• **Task**:
Return all lines with the word "voidaan" in them.

[Recorded data]
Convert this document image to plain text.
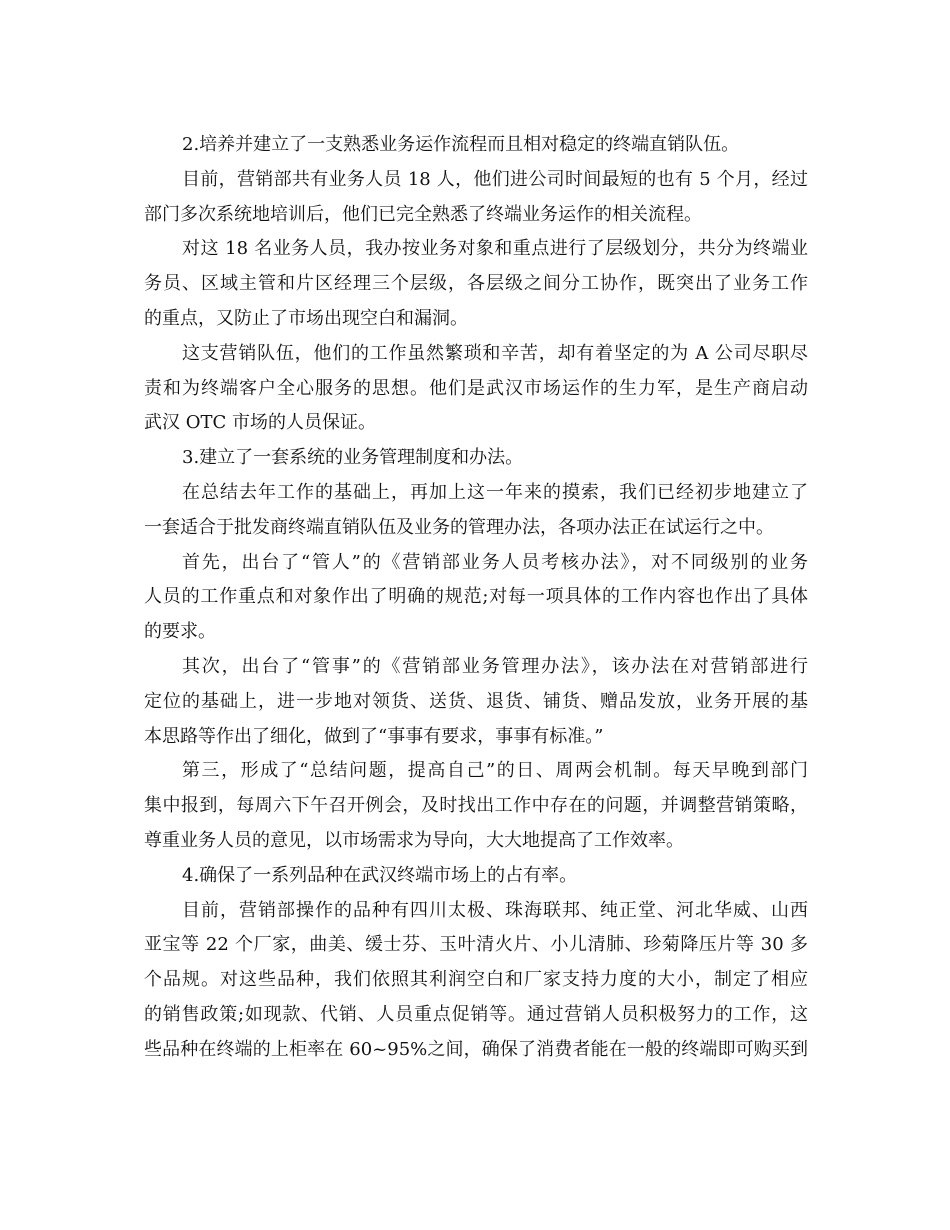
2.培养并建立了一支熟悉业务运作流程而且相对稳定的终端直销队伍。
目前，营销部共有业务人员 18 人，他们进公司时间最短的也有 5 个月，经过
部门多次系统地培训后，他们已完全熟悉了终端业务运作的相关流程。
对这 18 名业务人员，我办按业务对象和重点进行了层级划分，共分为终端业
务员、区域主管和片区经理三个层级，各层级之间分工协作，既突出了业务工作
的重点，又防止了市场出现空白和漏洞。
这支营销队伍，他们的工作虽然繁琐和辛苦，却有着坚定的为 A 公司尽职尽
责和为终端客户全心服务的思想。他们是武汉市场运作的生力军，是生产商启动
武汉 OTC 市场的人员保证。
3.建立了一套系统的业务管理制度和办法。
在总结去年工作的基础上，再加上这一年来的摸索，我们已经初步地建立了
一套适合于批发商终端直销队伍及业务的管理办法，各项办法正在试运行之中。
首先，出台了“管人”的《营销部业务人员考核办法》，对不同级别的业务
人员的工作重点和对象作出了明确的规范;对每一项具体的工作内容也作出了具体
的要求。
其次，出台了“管事”的《营销部业务管理办法》，该办法在对营销部进行
定位的基础上，进一步地对领货、送货、退货、铺货、赠品发放，业务开展的基
本思路等作出了细化，做到了“事事有要求，事事有标准。”
第三，形成了“总结问题，提高自己”的日、周两会机制。每天早晚到部门
集中报到，每周六下午召开例会，及时找出工作中存在的问题，并调整营销策略，
尊重业务人员的意见，以市场需求为导向，大大地提高了工作效率。
4.确保了一系列品种在武汉终端市场上的占有率。
目前，营销部操作的品种有四川太极、珠海联邦、纯正堂、河北华威、山西
亚宝等 22 个厂家，曲美、缓士芬、玉叶清火片、小儿清肺、珍菊降压片等 30 多
个品规。对这些品种，我们依照其利润空白和厂家支持力度的大小，制定了相应
的销售政策;如现款、代销、人员重点促销等。通过营销人员积极努力的工作，这
些品种在终端的上柜率在 60~95%之间，确保了消费者能在一般的终端即可购买到
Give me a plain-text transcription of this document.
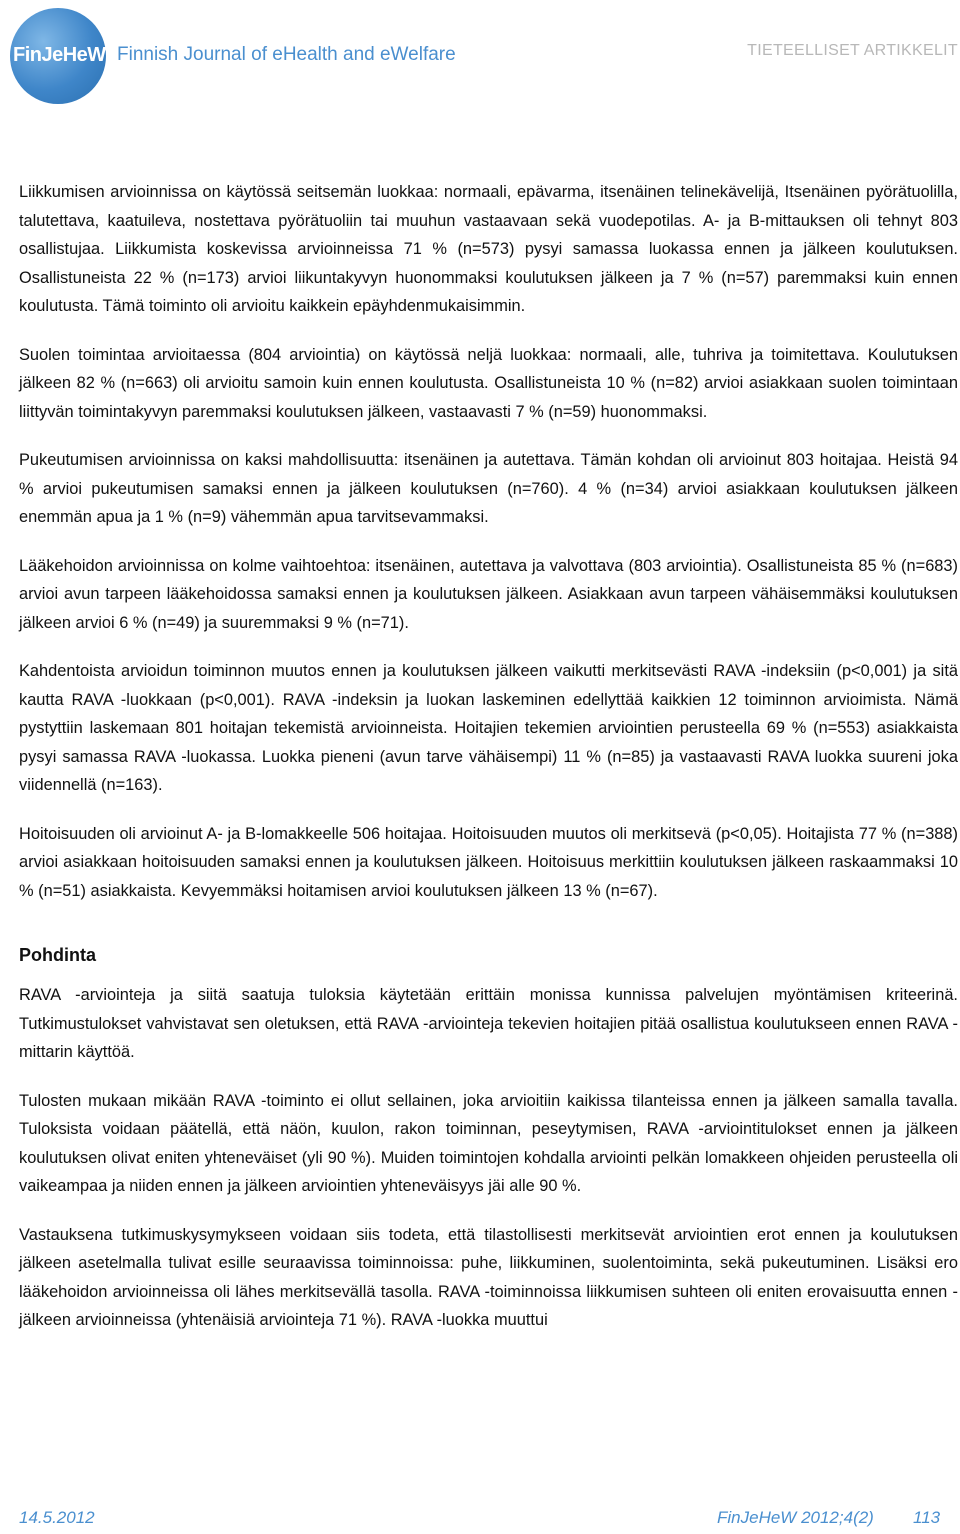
FinJeHeW Finnish Journal of eHealth and eWelfare	TIETEELLISET ARTIKKELIT

Liikkumisen arvioinnissa on käytössä seitsemän luokkaa: normaali, epävarma, itsenäinen telinekävelijä, Itsenäinen pyörätuolilla, talutettava, kaatuileva, nostettava pyörätuoliin tai muuhun vastaavaan sekä vuodepotilas. A- ja B-mittauksen oli tehnyt 803 osallistujaa. Liikkumista koskevissa arvioinneissa 71 % (n=573) pysyi samassa luokassa ennen ja jälkeen koulutuksen. Osallistuneista 22 % (n=173) arvioi liikuntakyvyn huonommaksi koulutuksen jälkeen ja 7 % (n=57) paremmaksi kuin ennen koulutusta. Tämä toiminto oli arvioitu kaikkein epäyhdenmukaisimmin.

Suolen toimintaa arvioitaessa (804 arviointia) on käytössä neljä luokkaa: normaali, alle, tuhriva ja toimitettava. Koulutuksen jälkeen 82 % (n=663) oli arvioitu samoin kuin ennen koulutusta. Osallistuneista 10 % (n=82) arvioi asiakkaan suolen toimintaan liittyvän toimintakyvyn paremmaksi koulutuksen jälkeen, vastaavasti 7 % (n=59) huonommaksi.

Pukeutumisen arvioinnissa on kaksi mahdollisuutta: itsenäinen ja autettava. Tämän kohdan oli arvioinut 803 hoitajaa. Heistä 94 % arvioi pukeutumisen samaksi ennen ja jälkeen koulutuksen (n=760). 4 % (n=34) arvioi asiakkaan koulutuksen jälkeen enemmän apua ja 1 % (n=9) vähemmän apua tarvitsevammaksi.

Lääkehoidon arvioinnissa on kolme vaihtoehtoa: itsenäinen, autettava ja valvottava (803 arviointia). Osallistuneista 85 % (n=683) arvioi avun tarpeen lääkehoidossa samaksi ennen ja koulutuksen jälkeen. Asiakkaan avun tarpeen vähäisemmäksi koulutuksen jälkeen arvioi 6 % (n=49) ja suuremmaksi 9 % (n=71).

Kahdentoista arvioidun toiminnon muutos ennen ja koulutuksen jälkeen vaikutti merkitsevästi RAVA -indeksiin (p<0,001) ja sitä kautta RAVA -luokkaan (p<0,001). RAVA -indeksin ja luokan laskeminen edellyttää kaikkien 12 toiminnon arvioimista. Nämä pystyttiin laskemaan 801 hoitajan tekemistä arvioinneista. Hoitajien tekemien arviointien perusteella 69 % (n=553) asiakkaista pysyi samassa RAVA -luokassa. Luokka pieneni (avun tarve vähäisempi) 11 % (n=85) ja vastaavasti RAVA luokka suureni joka viidennellä (n=163).

Hoitoisuuden oli arvioinut A- ja B-lomakkeelle 506 hoitajaa. Hoitoisuuden muutos oli merkitsevä (p<0,05). Hoitajista 77 % (n=388) arvioi asiakkaan hoitoisuuden samaksi ennen ja koulutuksen jälkeen. Hoitoisuus merkittiin koulutuksen jälkeen raskaammaksi 10 % (n=51) asiakkaista. Kevyemmäksi hoitamisen arvioi koulutuksen jälkeen 13 % (n=67).

Pohdinta

RAVA -arviointeja ja siitä saatuja tuloksia käytetään erittäin monissa kunnissa palvelujen myöntämisen kriteerinä. Tutkimustulokset vahvistavat sen oletuksen, että RAVA -arviointeja tekevien hoitajien pitää osallistua koulutukseen ennen RAVA -mittarin käyttöä.

Tulosten mukaan mikään RAVA -toiminto ei ollut sellainen, joka arvioitiin kaikissa tilanteissa ennen ja jälkeen samalla tavalla. Tuloksista voidaan päätellä, että näön, kuulon, rakon toiminnan, peseytymisen, RAVA -arviointitulokset ennen ja jälkeen koulutuksen olivat eniten yhteneväiset (yli 90 %). Muiden toimintojen kohdalla arviointi pelkän lomakkeen ohjeiden perusteella oli vaikeampaa ja niiden ennen ja jälkeen arviointien yhteneväisyys jäi alle 90 %.

Vastauksena tutkimuskysymykseen voidaan siis todeta, että tilastollisesti merkitsevät arviointien erot ennen ja koulutuksen jälkeen asetelmalla tulivat esille seuraavissa toiminnoissa: puhe, liikkuminen, suolentoiminta, sekä pukeutuminen. Lisäksi ero lääkehoidon arvioinneissa oli lähes merkitsevällä tasolla. RAVA -toiminnoissa liikkumisen suhteen oli eniten erovaisuutta ennen - jälkeen arvioinneissa (yhtenäisiä arviointeja 71 %). RAVA -luokka muuttui

14.5.2012	FinJeHeW 2012;4(2) 113
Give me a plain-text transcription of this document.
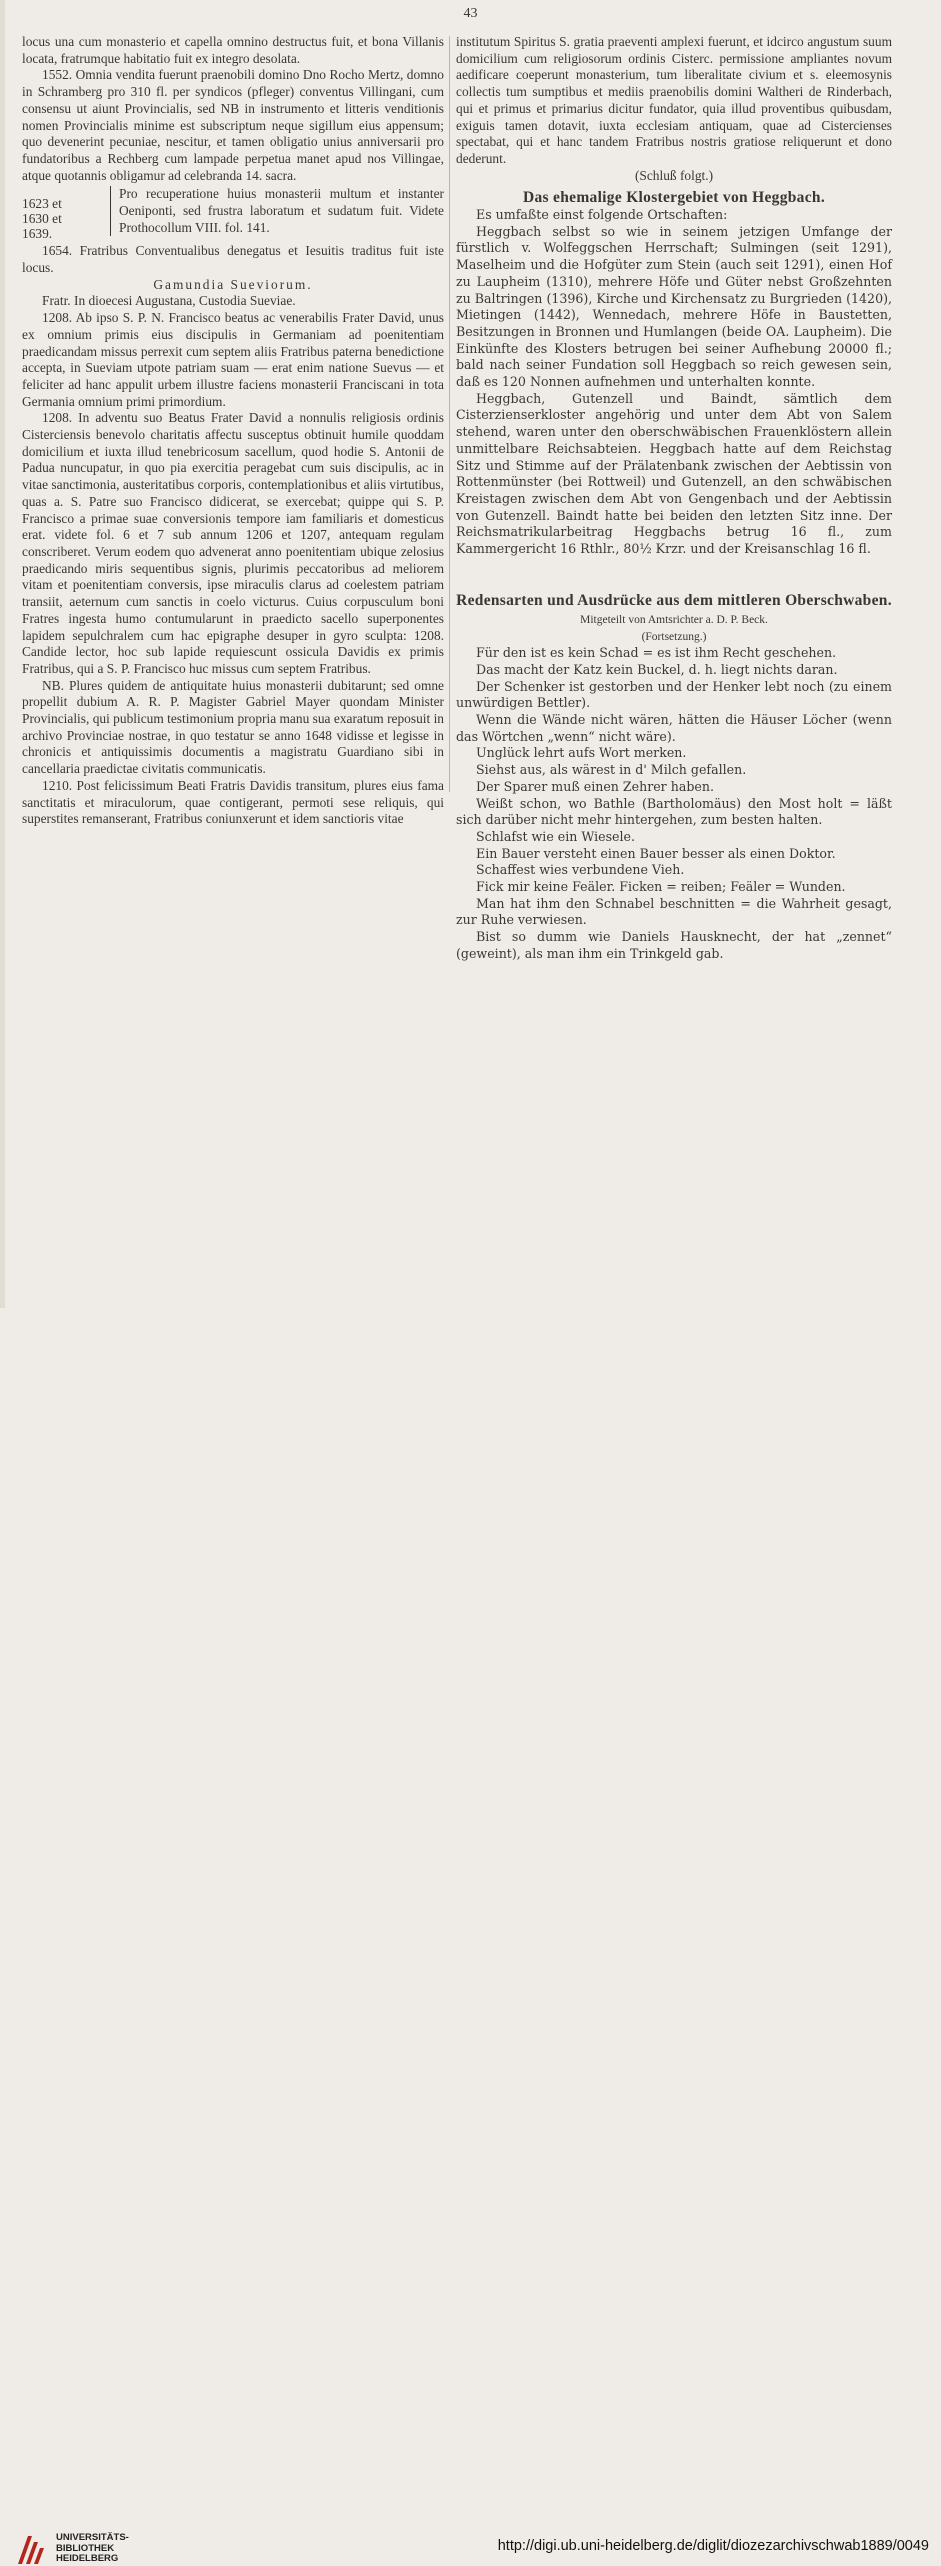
43

locus una cum monasterio et capella omnino destructus fuit, et bona Villanis locata, fratrumque habitatio fuit ex integro desolata.

1552. Omnia vendita fuerunt praenobili domino Dno Rocho Mertz, domno in Schramberg pro 310 fl. per syndicos (pfleger) conventus Villingani, cum consensu ut aiunt Provincialis, sed NB in instrumento et litteris venditionis nomen Provincialis minime est subscriptum neque sigillum eius appensum; quo devenerint pecuniae, nescitur, et tamen obligatio unius anniversarii pro fundatoribus a Rechberg cum lampade perpetua manet apud nos Villingae, atque quotannis obligamur ad celebranda 14. sacra.

1623 et
1630 et
1639.
Pro recuperatione huius monasterii multum et instanter Oeniponti, sed frustra laboratum et sudatum fuit. Videte Prothocollum VIII. fol. 141.

1654. Fratribus Conventualibus denegatus et Iesuitis traditus fuit iste locus.

Gamundia Sueviorum.

Fratr. In dioecesi Augustana, Custodia Sueviae.

1208. Ab ipso S. P. N. Francisco beatus ac venerabilis Frater David, unus ex omnium primis eius discipulis in Germaniam ad poenitentiam praedicandam missus perrexit cum septem aliis Fratribus paterna benedictione accepta, in Sueviam utpote patriam suam — erat enim natione Suevus — et feliciter ad hanc appulit urbem illustre faciens monasterii Franciscani in tota Germania omnium primi primordium.

1208. In adventu suo Beatus Frater David a nonnulis religiosis ordinis Cisterciensis benevolo charitatis affectu susceptus obtinuit humile quoddam domicilium et iuxta illud tenebricosum sacellum, quod hodie S. Antonii de Padua nuncupatur, in quo pia exercitia peragebat cum suis discipulis, ac in vitae sanctimonia, austeritatibus corporis, contemplationibus et aliis virtutibus, quas a. S. Patre suo Francisco didicerat, se exercebat; quippe qui S. P. Francisco a primae suae conversionis tempore iam familiaris et domesticus erat. videte fol. 6 et 7 sub annum 1206 et 1207, antequam regulam conscriberet. Verum eodem quo advenerat anno poenitentiam ubique zelosius praedicando miris sequentibus signis, plurimis peccatoribus ad meliorem vitam et poenitentiam conversis, ipse miraculis clarus ad coelestem patriam transiit, aeternum cum sanctis in coelo victurus. Cuius corpusculum boni Fratres ingesta humo contumularunt in praedicto sacello superponentes lapidem sepulchralem cum hac epigraphe desuper in gyro sculpta: 1208. Candide lector, hoc sub lapide requiescunt ossicula Davidis ex primis Fratribus, qui a S. P. Francisco huc missus cum septem Fratribus.

NB. Plures quidem de antiquitate huius monasterii dubitarunt; sed omne propellit dubium A. R. P. Magister Gabriel Mayer quondam Minister Provincialis, qui publicum testimonium propria manu sua exaratum reposuit in archivo Provinciae nostrae, in quo testatur se anno 1648 vidisse et legisse in chronicis et antiquissimis documentis a magistratu Guardiano sibi in cancellaria praedictae civitatis communicatis.

1210. Post felicissimum Beati Fratris Davidis transitum, plures eius fama sanctitatis et miraculorum, quae contigerant, permoti sese reliquis, qui superstites remanserant, Fratribus coniunxerunt et idem sanctioris vitae

institutum Spiritus S. gratia praeventi amplexi fuerunt, et idcirco angustum suum domicilium cum religiosorum ordinis Cisterc. permissione ampliantes novum aedificare coeperunt monasterium, tum liberalitate civium et s. eleemosynis collectis tum sumptibus et mediis praenobilis domini Waltheri de Rinderbach, qui et primus et primarius dicitur fundator, quia illud proventibus quibusdam, exiguis tamen dotavit, iuxta ecclesiam antiquam, quae ad Cistercienses spectabat, qui et hanc tandem Fratribus nostris gratiose reliquerunt et dono dederunt.

(Schluß folgt.)

Das ehemalige Klostergebiet von Heggbach.

Es umfaßte einst folgende Ortschaften:

Heggbach selbst so wie in seinem jetzigen Umfange der fürstlich v. Wolfeggschen Herrschaft; Sulmingen (seit 1291), Maselheim und die Hofgüter zum Stein (auch seit 1291), einen Hof zu Laupheim (1310), mehrere Höfe und Güter nebst Großzehnten zu Baltringen (1396), Kirche und Kirchensatz zu Burgrieden (1420), Mietingen (1442), Wennedach, mehrere Höfe in Baustetten, Besitzungen in Bronnen und Humlangen (beide OA. Laupheim). Die Einkünfte des Klosters betrugen bei seiner Aufhebung 20000 fl.; bald nach seiner Fundation soll Heggbach so reich gewesen sein, daß es 120 Nonnen aufnehmen und unterhalten konnte.

Heggbach, Gutenzell und Baindt, sämtlich dem Cisterzienserkloster angehörig und unter dem Abt von Salem stehend, waren unter den oberschwäbischen Frauenklöstern allein unmittelbare Reichsabteien. Heggbach hatte auf dem Reichstag Sitz und Stimme auf der Prälatenbank zwischen der Aebtissin von Rottenmünster (bei Rottweil) und Gutenzell, an den schwäbischen Kreistagen zwischen dem Abt von Gengenbach und der Aebtissin von Gutenzell. Baindt hatte bei beiden den letzten Sitz inne. Der Reichsmatrikularbeitrag Heggbachs betrug 16 fl., zum Kammergericht 16 Rthlr., 80½ Krzr. und der Kreisanschlag 16 fl.

Redensarten und Ausdrücke aus dem mittleren Oberschwaben.

Mitgeteilt von Amtsrichter a. D. P. Beck.

(Fortsetzung.)

Für den ist es kein Schad = es ist ihm Recht geschehen.

Das macht der Katz kein Buckel, d. h. liegt nichts daran.

Der Schenker ist gestorben und der Henker lebt noch (zu einem unwürdigen Bettler).

Wenn die Wände nicht wären, hätten die Häuser Löcher (wenn das Wörtchen „wenn“ nicht wäre).

Unglück lehrt aufs Wort merken.

Siehst aus, als wärest in d' Milch gefallen.

Der Sparer muß einen Zehrer haben.

Weißt schon, wo Bathle (Bartholomäus) den Most holt = läßt sich darüber nicht mehr hintergehen, zum besten halten.

Schlafst wie ein Wiesele.

Ein Bauer versteht einen Bauer besser als einen Doktor.

Schaffest wies verbundene Vieh.

Fick mir keine Feäler. Ficken = reiben; Feäler = Wunden.

Man hat ihm den Schnabel beschnitten = die Wahrheit gesagt, zur Ruhe verwiesen.

Bist so dumm wie Daniels Hausknecht, der hat „zennet“ (geweint), als man ihm ein Trinkgeld gab.

UNIVERSITÄTS-
BIBLIOTHEK
HEIDELBERG
http://digi.ub.uni-heidelberg.de/diglit/diozezarchivschwab1889/0049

• **Solution for this problem**:
Tulosten mukaan mikään RAVA -toiminto ei ollut sellainen, joka arvioitiin kaikissa tilanteissa ennen ja jälkeen samalla tavalla. Tuloksista voidaan päätellä, että näön, kuulon, rakon toiminnan, peseytymisen, RAVA -arviointitulokset ennen ja jälkeen koulutuksen olivat eniten yhteneväiset (yli 90 %). Muiden toimintojen kohdalla arviointi pelkän lomakkeen ohjeiden perusteella oli vaikeampaa ja niiden ennen ja jälkeen arviointien yhteneväisyys jäi alle 90 %.
Vastauksena tutkimuskysymykseen voidaan siis todeta, että tilastollisesti merkitsevät arviointien erot ennen ja koulutuksen jälkeen asetelmalla tulivat esille seuraavissa toiminnoissa: puhe, liikkuminen, suolentoiminta, sekä pukeutuminen. Lisäksi ero lääkehoidon arvioinneissa oli lähes merkitsevällä tasolla. RAVA -toiminnoissa liikkumisen suhteen oli eniten erovaisuutta ennen - jälkeen arvioinneissa (yhtenäisiä arviointeja 71 %). RAVA -luokka muuttui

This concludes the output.